What to produce: Output every line exactly as written. Leave out pictures.

Records shown:
————————
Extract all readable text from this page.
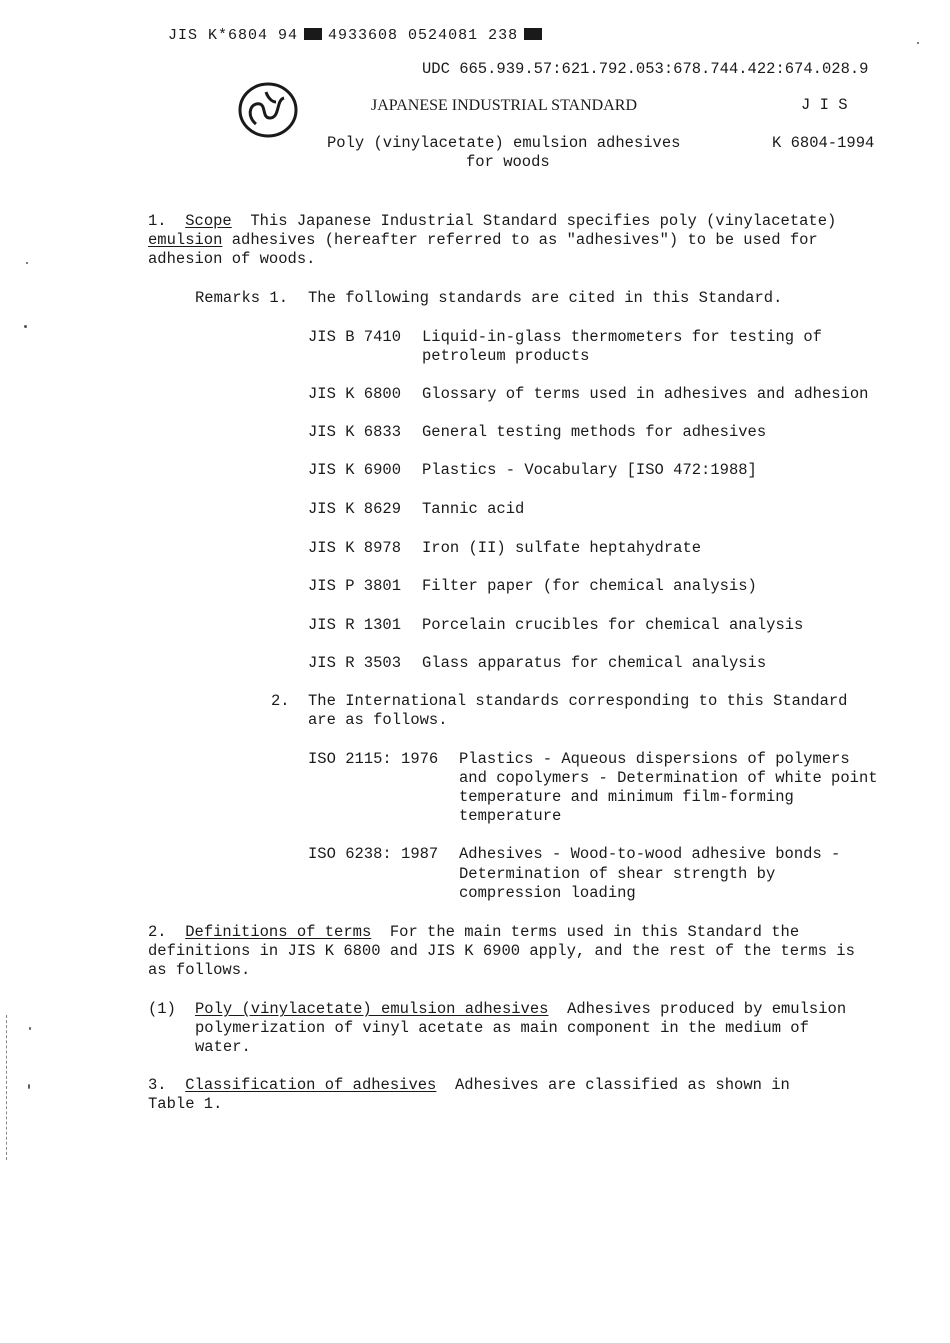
JIS K*6804 94 4933608 0524081 238

UDC 665.939.57:621.792.053:678.744.422:674.028.9
JAPANESE INDUSTRIAL STANDARD	J I S
Poly (vinylacetate) emulsion adhesives	K 6804-1994
for woods
1. Scope  This Japanese Industrial Standard specifies poly (vinylacetate)
emulsion adhesives (hereafter referred to as "adhesives") to be used for
adhesion of woods.
Remarks 1. The following standards are cited in this Standard.
JIS B 7410 Liquid-in-glass thermometers for testing of
petroleum products
JIS K 6800 Glossary of terms used in adhesives and adhesion
JIS K 6833 General testing methods for adhesives
JIS K 6900 Plastics - Vocabulary [ISO 472:1988]
JIS K 8629 Tannic acid
JIS K 8978 Iron (II) sulfate heptahydrate
JIS P 3801 Filter paper (for chemical analysis)
JIS R 1301 Porcelain crucibles for chemical analysis
JIS R 3503 Glass apparatus for chemical analysis
2. The International standards corresponding to this Standard
are as follows.
ISO 2115: 1976 Plastics - Aqueous dispersions of polymers
and copolymers - Determination of white point
temperature and minimum film-forming
temperature
ISO 6238: 1987 Adhesives - Wood-to-wood adhesive bonds -
Determination of shear strength by
compression loading
2. Definitions of terms  For the main terms used in this Standard the
definitions in JIS K 6800 and JIS K 6900 apply, and the rest of the terms is
as follows.
(1) Poly (vinylacetate) emulsion adhesives  Adhesives produced by emulsion
polymerization of vinyl acetate as main component in the medium of
water.
3. Classification of adhesives  Adhesives are classified as shown in
Table 1.
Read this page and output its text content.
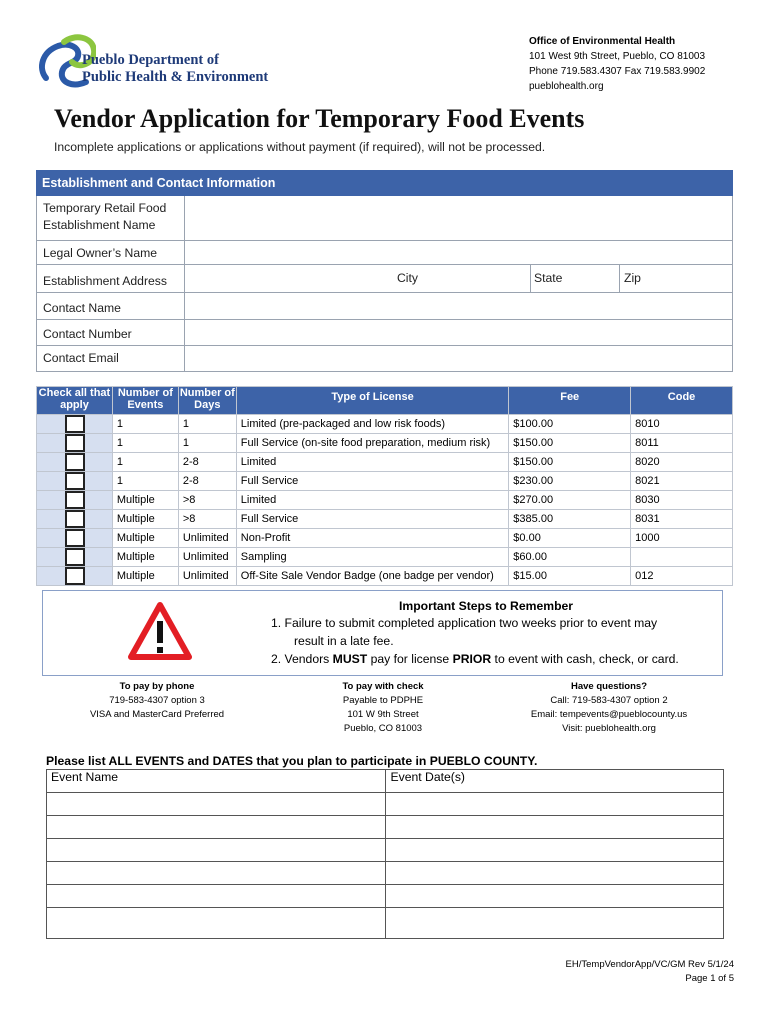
Pueblo Department of
Public Health & Environment
Office of Environmental Health
101 West 9th Street, Pueblo, CO 81003
Phone 719.583.4307 Fax 719.583.9902
pueblohealth.org
Vendor Application for Temporary Food Events
Incomplete applications or applications without payment (if required), will not be processed.
Establishment and Contact Information
Temporary Retail Food
Establishment Name
Legal Owner’s Name
Establishment Address	City	State	Zip
Contact Name
Contact Number
Contact Email
Check all that apply	Number of Events	Number of Days	Type of License	Fee	Code

	1	1	Limited (pre-packaged and low risk foods)	$100.00	8010

	1	1	Full Service (on-site food preparation, medium risk)	$150.00	8011

	1	2-8	Limited	$150.00	8020

	1	2-8	Full Service	$230.00	8021

	Multiple	>8	Limited	$270.00	8030

	Multiple	>8	Full Service	$385.00	8031

	Multiple	Unlimited	Non-Profit	$0.00	1000

	Multiple	Unlimited	Sampling	$60.00	

	Multiple	Unlimited	Off-Site Sale Vendor Badge (one badge per vendor)	$15.00	012
Important Steps to Remember
1. Failure to submit completed application two weeks prior to event may
result in a late fee.
2. Vendors MUST pay for license PRIOR to event with cash, check, or card.
To pay by phone
719-583-4307 option 3
VISA and MasterCard Preferred
To pay with check
Payable to PDPHE
101 W 9th Street
Pueblo, CO 81003
Have questions?
Call: 719-583-4307 option 2
Email: tempevents@pueblocounty.us
Visit: pueblohealth.org
Please list ALL EVENTS and DATES that you plan to participate in PUEBLO COUNTY.
Event Name	Event Date(s)

EH/TempVendorApp/VC/GM Rev 5/1/24
Page 1 of 5
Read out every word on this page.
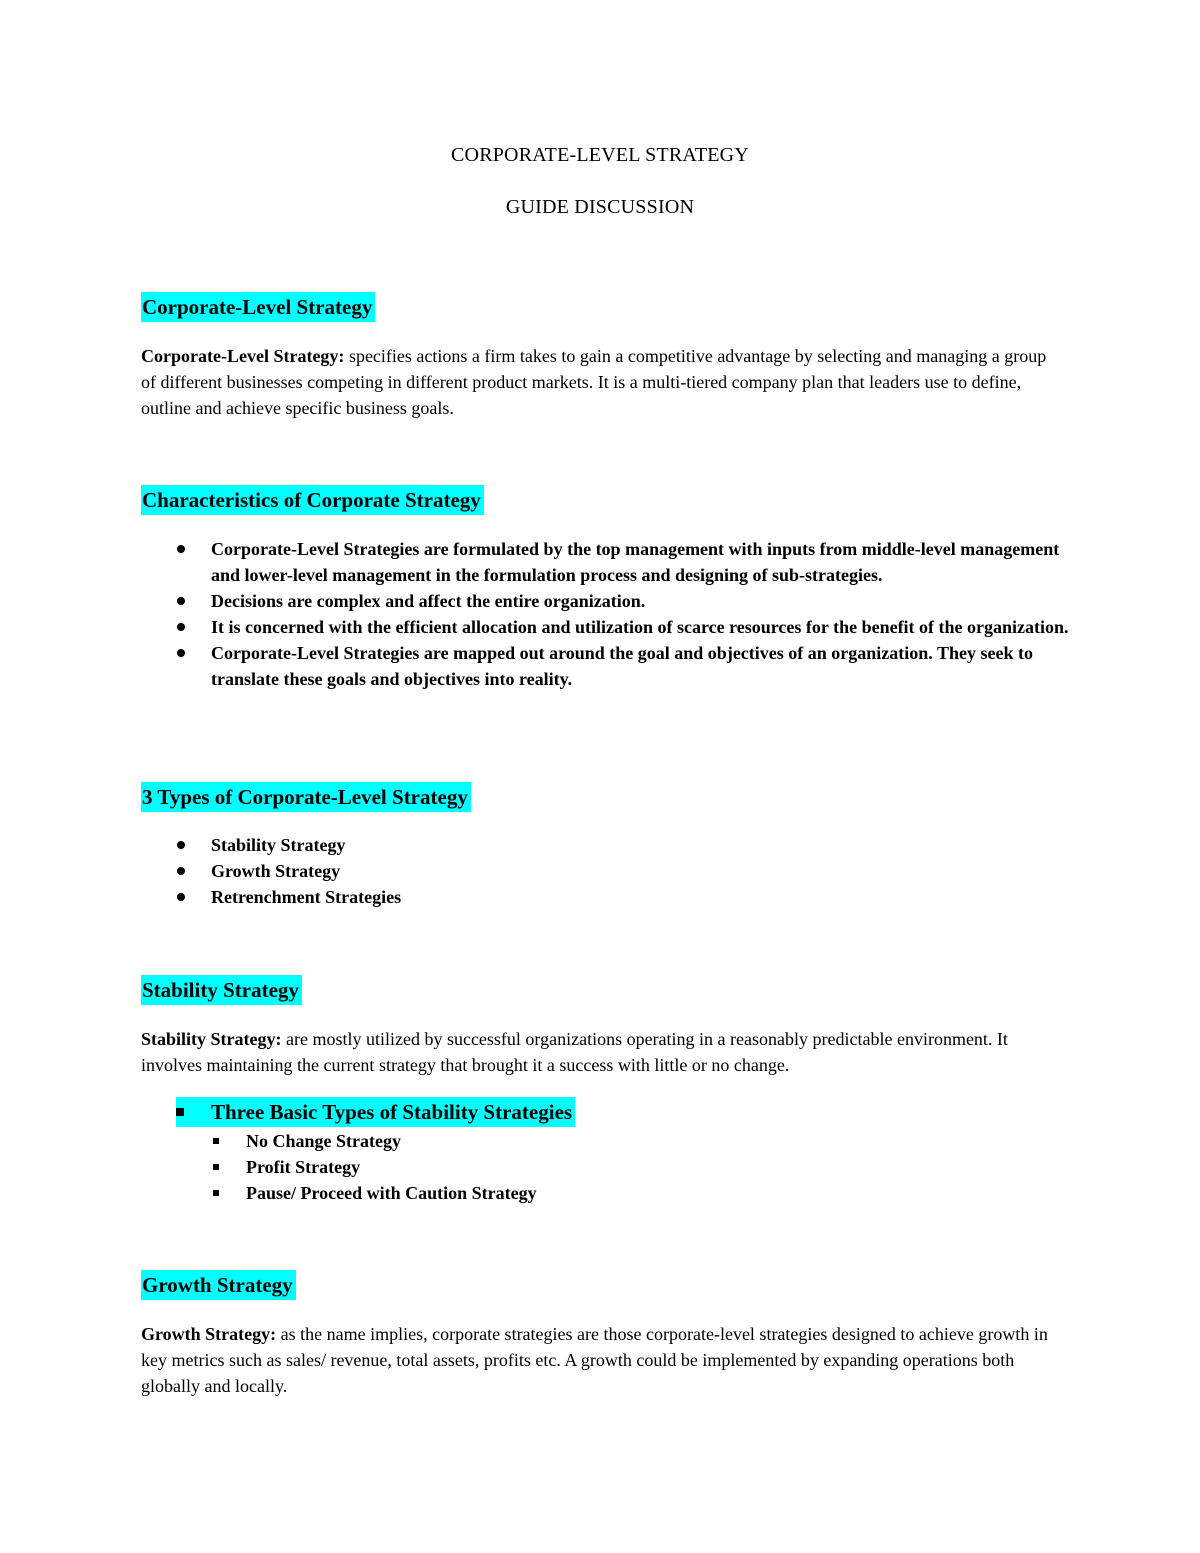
CORPORATE-LEVEL STRATEGY
GUIDE DISCUSSION
Corporate-Level Strategy
Corporate-Level Strategy: specifies actions a firm takes to gain a competitive advantage by selecting and managing a group of different businesses competing in different product markets. It is a multi-tiered company plan that leaders use to define, outline and achieve specific business goals.
Characteristics of Corporate Strategy
Corporate-Level Strategies are formulated by the top management with inputs from middle-level management and lower-level management in the formulation process and designing of sub-strategies.
Decisions are complex and affect the entire organization.
It is concerned with the efficient allocation and utilization of scarce resources for the benefit of the organization.
Corporate-Level Strategies are mapped out around the goal and objectives of an organization. They seek to translate these goals and objectives into reality.
3 Types of Corporate-Level Strategy
Stability Strategy
Growth Strategy
Retrenchment Strategies
Stability Strategy
Stability Strategy: are mostly utilized by successful organizations operating in a reasonably predictable environment. It involves maintaining the current strategy that brought it a success with little or no change.
Three Basic Types of Stability Strategies
No Change Strategy
Profit Strategy
Pause/ Proceed with Caution Strategy
Growth Strategy
Growth Strategy: as the name implies, corporate strategies are those corporate-level strategies designed to achieve growth in key metrics such as sales/ revenue, total assets, profits etc. A growth could be implemented by expanding operations both globally and locally.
————————
Written solution:
Extract all readable text from this page.
JIS K*6804 94 4933608 0524081 238

UDC 665.939.57:621.792.053:678.744.422:674.028.9
JAPANESE INDUSTRIAL STANDARD	J I S
Poly (vinylacetate) emulsion adhesives	K 6804-1994
for woods
1. Scope  This Japanese Industrial Standard specifies poly (vinylacetate)
emulsion adhesives (hereafter referred to as "adhesives") to be used for
adhesion of woods.
Remarks 1. The following standards are cited in this Standard.
JIS B 7410 Liquid-in-glass thermometers for testing of
petroleum products
JIS K 6800 Glossary of terms used in adhesives and adhesion
JIS K 6833 General testing methods for adhesives
JIS K 6900 Plastics - Vocabulary [ISO 472:1988]
JIS K 8629 Tannic acid
JIS K 8978 Iron (II) sulfate heptahydrate
JIS P 3801 Filter paper (for chemical analysis)
JIS R 1301 Porcelain crucibles for chemical analysis
JIS R 3503 Glass apparatus for chemical analysis
2. The International standards corresponding to this Standard
are as follows.
ISO 2115: 1976 Plastics - Aqueous dispersions of polymers
and copolymers - Determination of white point
temperature and minimum film-forming
temperature
ISO 6238: 1987 Adhesives - Wood-to-wood adhesive bonds -
Determination of shear strength by
compression loading
2. Definitions of terms  For the main terms used in this Standard the
definitions in JIS K 6800 and JIS K 6900 apply, and the rest of the terms is
as follows.
(1) Poly (vinylacetate) emulsion adhesives  Adhesives produced by emulsion
polymerization of vinyl acetate as main component in the medium of
water.
3. Classification of adhesives  Adhesives are classified as shown in
Table 1.
Read this page and output its text content.
Pueblo Department of
Public Health & Environment
Office of Environmental Health
101 West 9th Street, Pueblo, CO 81003
Phone 719.583.4307 Fax 719.583.9902
pueblohealth.org
Vendor Application for Temporary Food Events
Incomplete applications or applications without payment (if required), will not be processed.
Establishment and Contact Information
Temporary Retail Food
Establishment Name
Legal Owner’s Name
Establishment Address	City	State	Zip
Contact Name
Contact Number
Contact Email
Check all that apply	Number of Events	Number of Days	Type of License	Fee	Code

	1	1	Limited (pre-packaged and low risk foods)	$100.00	8010

	1	1	Full Service (on-site food preparation, medium risk)	$150.00	8011

	1	2-8	Limited	$150.00	8020

	1	2-8	Full Service	$230.00	8021

	Multiple	>8	Limited	$270.00	8030

	Multiple	>8	Full Service	$385.00	8031

	Multiple	Unlimited	Non-Profit	$0.00	1000

	Multiple	Unlimited	Sampling	$60.00	

	Multiple	Unlimited	Off-Site Sale Vendor Badge (one badge per vendor)	$15.00	012
Important Steps to Remember
1. Failure to submit completed application two weeks prior to event may
result in a late fee.
2. Vendors MUST pay for license PRIOR to event with cash, check, or card.
To pay by phone
719-583-4307 option 3
VISA and MasterCard Preferred
To pay with check
Payable to PDPHE
101 W 9th Street
Pueblo, CO 81003
Have questions?
Call: 719-583-4307 option 2
Email: tempevents@pueblocounty.us
Visit: pueblohealth.org
Please list ALL EVENTS and DATES that you plan to participate in PUEBLO COUNTY.
Event Name	Event Date(s)

EH/TempVendorApp/VC/GM Rev 5/1/24
Page 1 of 5
Read out every word on this page.
CORPORATE-LEVEL STRATEGY
GUIDE DISCUSSION
Corporate-Level Strategy
Corporate-Level Strategy: specifies actions a firm takes to gain a competitive advantage by selecting and managing a group of different businesses competing in different product markets. It is a multi-tiered company plan that leaders use to define, outline and achieve specific business goals.
Characteristics of Corporate Strategy
Corporate-Level Strategies are formulated by the top management with inputs from middle-level management and lower-level management in the formulation process and designing of sub-strategies.
Decisions are complex and affect the entire organization.
It is concerned with the efficient allocation and utilization of scarce resources for the benefit of the organization.
Corporate-Level Strategies are mapped out around the goal and objectives of an organization. They seek to translate these goals and objectives into reality.
3 Types of Corporate-Level Strategy
Stability Strategy
Growth Strategy
Retrenchment Strategies
Stability Strategy
Stability Strategy: are mostly utilized by successful organizations operating in a reasonably predictable environment. It involves maintaining the current strategy that brought it a success with little or no change.
Three Basic Types of Stability Strategies
No Change Strategy
Profit Strategy
Pause/ Proceed with Caution Strategy
Growth Strategy
Growth Strategy: as the name implies, corporate strategies are those corporate-level strategies designed to achieve growth in key metrics such as sales/ revenue, total assets, profits etc. A growth could be implemented by expanding operations both globally and locally.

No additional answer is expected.